__OBJECTIVE__
Give all of the lines again, with nothing added or dropped.

__DATA EXCERPTS__
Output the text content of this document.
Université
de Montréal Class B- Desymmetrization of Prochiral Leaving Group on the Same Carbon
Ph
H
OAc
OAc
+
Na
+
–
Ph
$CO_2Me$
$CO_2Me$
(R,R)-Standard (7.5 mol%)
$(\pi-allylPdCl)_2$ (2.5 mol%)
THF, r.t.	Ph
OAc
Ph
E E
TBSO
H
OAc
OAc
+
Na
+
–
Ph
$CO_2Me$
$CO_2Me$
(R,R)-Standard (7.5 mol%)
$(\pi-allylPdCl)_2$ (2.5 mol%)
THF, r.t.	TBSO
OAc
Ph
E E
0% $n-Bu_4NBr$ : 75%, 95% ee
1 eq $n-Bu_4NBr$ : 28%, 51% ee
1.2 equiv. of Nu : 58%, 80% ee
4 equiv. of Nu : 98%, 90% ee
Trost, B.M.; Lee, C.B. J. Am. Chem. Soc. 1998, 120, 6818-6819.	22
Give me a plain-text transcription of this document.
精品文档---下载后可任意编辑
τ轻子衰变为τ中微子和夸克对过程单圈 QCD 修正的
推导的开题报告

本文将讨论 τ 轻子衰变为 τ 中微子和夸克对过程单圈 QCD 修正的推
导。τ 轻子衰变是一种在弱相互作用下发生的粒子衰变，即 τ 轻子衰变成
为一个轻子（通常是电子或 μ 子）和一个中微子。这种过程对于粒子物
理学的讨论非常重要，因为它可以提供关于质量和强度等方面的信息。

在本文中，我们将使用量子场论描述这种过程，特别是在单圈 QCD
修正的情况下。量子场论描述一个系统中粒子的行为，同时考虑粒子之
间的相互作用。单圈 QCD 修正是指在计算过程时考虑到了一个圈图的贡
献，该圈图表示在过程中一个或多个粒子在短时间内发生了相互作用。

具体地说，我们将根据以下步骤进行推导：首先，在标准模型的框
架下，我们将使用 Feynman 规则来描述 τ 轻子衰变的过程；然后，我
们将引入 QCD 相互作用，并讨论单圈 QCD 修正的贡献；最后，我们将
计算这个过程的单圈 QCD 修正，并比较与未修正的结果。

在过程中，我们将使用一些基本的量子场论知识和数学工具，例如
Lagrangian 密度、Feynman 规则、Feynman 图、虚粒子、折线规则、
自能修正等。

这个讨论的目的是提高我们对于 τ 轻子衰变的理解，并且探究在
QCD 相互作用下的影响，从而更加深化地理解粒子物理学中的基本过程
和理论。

__RIGHT ANSWER__
Output the text content of this document.
Université
de Montréal Class B- Desymmetrization of Prochiral Leaving Group on the Same Carbon
Ph
H
OAc
OAc
+
Na
+
–
Ph
$CO_2Me$
$CO_2Me$
(R,R)-Standard (7.5 mol%)
$(\pi-allylPdCl)_2$ (2.5 mol%)
THF, r.t.	Ph
OAc
Ph
E E
TBSO
H
OAc
OAc
+
Na
+
–
Ph
$CO_2Me$
$CO_2Me$
(R,R)-Standard (7.5 mol%)
$(\pi-allylPdCl)_2$ (2.5 mol%)
THF, r.t.	TBSO
OAc
Ph
E E
0% $n-Bu_4NBr$ : 75%, 95% ee
1 eq $n-Bu_4NBr$ : 28%, 51% ee
1.2 equiv. of Nu : 58%, 80% ee
4 equiv. of Nu : 98%, 90% ee
Trost, B.M.; Lee, C.B. J. Am. Chem. Soc. 1998, 120, 6818-6819.	22
Give me a plain-text transcription of this document.
精品文档---下载后可任意编辑
τ轻子衰变为τ中微子和夸克对过程单圈 QCD 修正的
推导的开题报告

本文将讨论 τ 轻子衰变为 τ 中微子和夸克对过程单圈 QCD 修正的推
导。τ 轻子衰变是一种在弱相互作用下发生的粒子衰变，即 τ 轻子衰变成
为一个轻子（通常是电子或 μ 子）和一个中微子。这种过程对于粒子物
理学的讨论非常重要，因为它可以提供关于质量和强度等方面的信息。

在本文中，我们将使用量子场论描述这种过程，特别是在单圈 QCD
修正的情况下。量子场论描述一个系统中粒子的行为，同时考虑粒子之
间的相互作用。单圈 QCD 修正是指在计算过程时考虑到了一个圈图的贡
献，该圈图表示在过程中一个或多个粒子在短时间内发生了相互作用。

具体地说，我们将根据以下步骤进行推导：首先，在标准模型的框
架下，我们将使用 Feynman 规则来描述 τ 轻子衰变的过程；然后，我
们将引入 QCD 相互作用，并讨论单圈 QCD 修正的贡献；最后，我们将
计算这个过程的单圈 QCD 修正，并比较与未修正的结果。

在过程中，我们将使用一些基本的量子场论知识和数学工具，例如
Lagrangian 密度、Feynman 规则、Feynman 图、虚粒子、折线规则、
自能修正等。

这个讨论的目的是提高我们对于 τ 轻子衰变的理解，并且探究在
QCD 相互作用下的影响，从而更加深化地理解粒子物理学中的基本过程
和理论。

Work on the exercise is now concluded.